Saved entries
%%

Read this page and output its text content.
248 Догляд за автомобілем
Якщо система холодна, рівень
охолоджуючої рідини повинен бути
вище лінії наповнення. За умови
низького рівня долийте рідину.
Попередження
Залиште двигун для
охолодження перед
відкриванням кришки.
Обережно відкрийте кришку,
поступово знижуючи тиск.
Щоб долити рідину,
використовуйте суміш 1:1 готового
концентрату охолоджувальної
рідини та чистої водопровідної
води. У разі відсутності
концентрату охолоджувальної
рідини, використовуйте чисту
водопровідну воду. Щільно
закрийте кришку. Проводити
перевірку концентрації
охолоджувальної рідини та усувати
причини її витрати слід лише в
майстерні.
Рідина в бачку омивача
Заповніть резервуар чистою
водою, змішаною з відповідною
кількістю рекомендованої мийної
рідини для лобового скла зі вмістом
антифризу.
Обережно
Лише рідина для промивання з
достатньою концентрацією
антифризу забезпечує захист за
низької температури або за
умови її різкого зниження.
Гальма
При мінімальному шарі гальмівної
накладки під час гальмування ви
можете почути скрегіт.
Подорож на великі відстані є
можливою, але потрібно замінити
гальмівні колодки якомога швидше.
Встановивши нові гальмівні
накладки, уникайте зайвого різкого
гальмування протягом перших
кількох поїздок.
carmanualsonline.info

%%

- SET TASK:
Exactly reproduce every line found in the records.

- RESPONSE:
Read this page and output its text content.
248 Догляд за автомобілем
Якщо система холодна, рівень
охолоджуючої рідини повинен бути
вище лінії наповнення. За умови
низького рівня долийте рідину.
Попередження
Залиште двигун для
охолодження перед
відкриванням кришки.
Обережно відкрийте кришку,
поступово знижуючи тиск.
Щоб долити рідину,
використовуйте суміш 1:1 готового
концентрату охолоджувальної
рідини та чистої водопровідної
води. У разі відсутності
концентрату охолоджувальної
рідини, використовуйте чисту
водопровідну воду. Щільно
закрийте кришку. Проводити
перевірку концентрації
охолоджувальної рідини та усувати
причини її витрати слід лише в
майстерні.
Рідина в бачку омивача
Заповніть резервуар чистою
водою, змішаною з відповідною
кількістю рекомендованої мийної
рідини для лобового скла зі вмістом
антифризу.
Обережно
Лише рідина для промивання з
достатньою концентрацією
антифризу забезпечує захист за
низької температури або за
умови її різкого зниження.
Гальма
При мінімальному шарі гальмівної
накладки під час гальмування ви
можете почути скрегіт.
Подорож на великі відстані є
можливою, але потрібно замінити
гальмівні колодки якомога швидше.
Встановивши нові гальмівні
накладки, уникайте зайвого різкого
гальмування протягом перших
кількох поїздок.
carmanualsonline.info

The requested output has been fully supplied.